··· ARTICLE
The Solo 401K Plan has become the most popular retirement plan for the self-employed. This is exactly what the IRS envisioned when it created the Solo 401K Plan, also known as the Individual 401K or Self-Directed 401K Plan.

Pre-1978 – Deferred compensation arrangements (“cash or deferred arrangements,” known as CODAs) which allowed some compensation (and resulting tax liability) to be deferred, predate 401(k) plans by several decades and are viewed as their precursors.

In the 1950s, a number of companies, particularly banks, added to their profit-sharing plans a new feature that came to be called a “cash or deferred arrangement,” or CODA. Each year, when employees were awarded profit-sharing bonuses, they were given the option to deposit some or all of the bonus into the plan instead of receiving the bonus in cash. Even though the employee had the right to receive the bonus in cash, which normally would trigger immediate income tax, a CODA sought to treat any amount the employee contributed to the plan as if it were an employer contribution, and therefore tax-deferred.

In 1956, the IRS issued the first in a series of rulings allowing profit-sharing plans to include a CODA and still be eligible for the favorable tax treatment accorded employer contributions.

The Employee Retirement Income Security Act of 1974 (ERISA) contained sweeping changes in the regulation of pension plans, and created rules regarding reporting and disclosure, funding, vesting, and fiduciary duties. Although ERISA was aimed mostly at “assuring the equitable character” and “financial soundness” of Defined Benefit pension plans, the Act contained numerous provisions impacting Defined Contribution plans (like profit-sharing plans, and eventually 401(k) plans).

In 1962, after much deliberation, Congress enacted the Self-Employed Individuals Tax Retirement Act of 1962, extending some of the benefits of qualified plan participation to self-employed persons. Plans covering self-employed individuals were often called Keogh or H.R. 10 plans, after the principal sponsor and bill number in the House of Representatives.

The 1962 legislation required plans covering self-employed individuals to satisfy all of the qualification criteria for plans covering only common law employees and imposed numerous additional requirements and limitations.

Is the Solo 401(k) Plan Subject to ERISA?

The DOL regulations provide that a plan that covers only partners or a sole proprietor is not covered under Title I of ERISA. Pursuant to Department of Labor Regulations 2510.3-3(c) –

(1) An individual and his or her spouse shall not be deemed to be employees with respect to a trade or business, whether incorporated or unincorporated, which is wholly owned by the individual or by the individual and his or her spouse, an

(2) A partner in a partnership and his or her spouse shall not be deemed to be employees with respect to the partnership.
······
··· DATA SECTION
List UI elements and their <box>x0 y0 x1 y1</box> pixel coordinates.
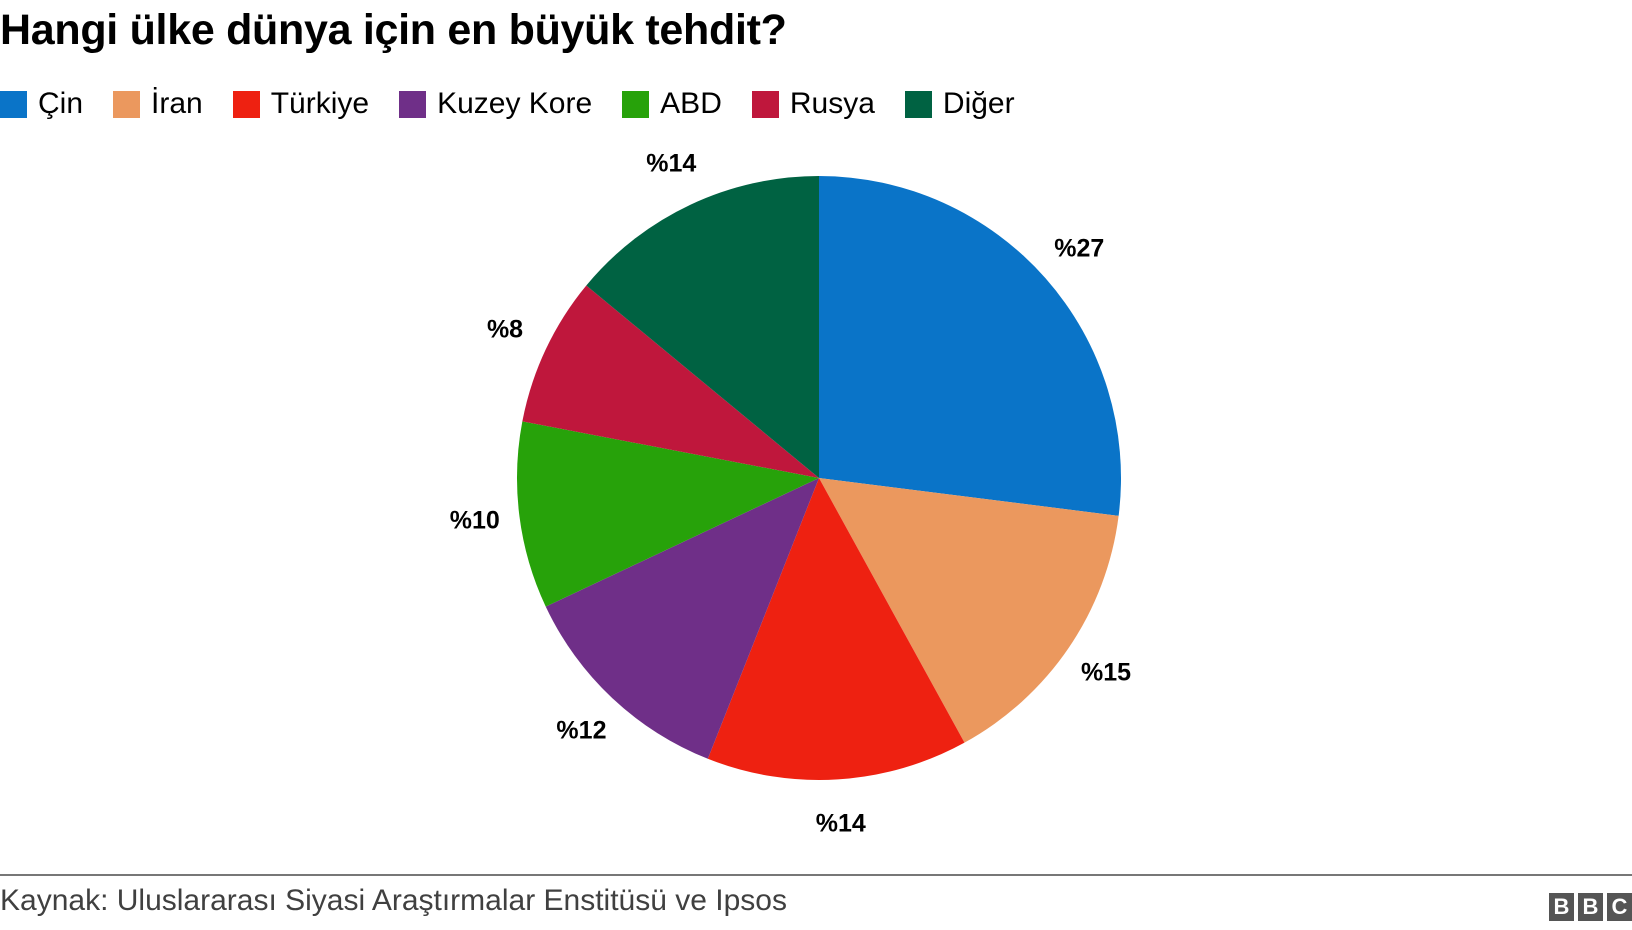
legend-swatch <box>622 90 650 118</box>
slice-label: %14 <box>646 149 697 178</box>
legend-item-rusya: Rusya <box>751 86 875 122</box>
······
> [SET TASK]
Pick up the Solo 401(k) text where it stops and write what comes next. The listing has nothing to do with the Solo 401(k) text.

> [ANSWER BELOW]
The provisions of Title I of ERISA, which are administered by the U.S. Department of Labor, were enacted to address public concern that funds of private pension plans were being mismanaged and abused. ERISA was the culmination of a long line of legislation concerned with the labor and tax aspects of employee benefit plans. The goal of Title I of ERISA is to protect the interests of participants and their beneficiaries in employee benefit plans.

The provisions of Title I of ERISA cover most private sector employee benefit plans. Employee benefit plans are voluntarily established and maintained by an employer, an employee organization, or jointly by one or more such employers and an employee organization. Pension plans–a type of employee benefit plan–are established and maintained to provide retirement income or to defer income until termination of covered employment or beyond. Other employee benefit plans are called welfare plans and are established and maintained to provide health benefits, disability benefits, death benefits, prepaid legal services, vacation benefits, day care centers, scholarship funds, apprenticeship and training benefits, or other similar benefits.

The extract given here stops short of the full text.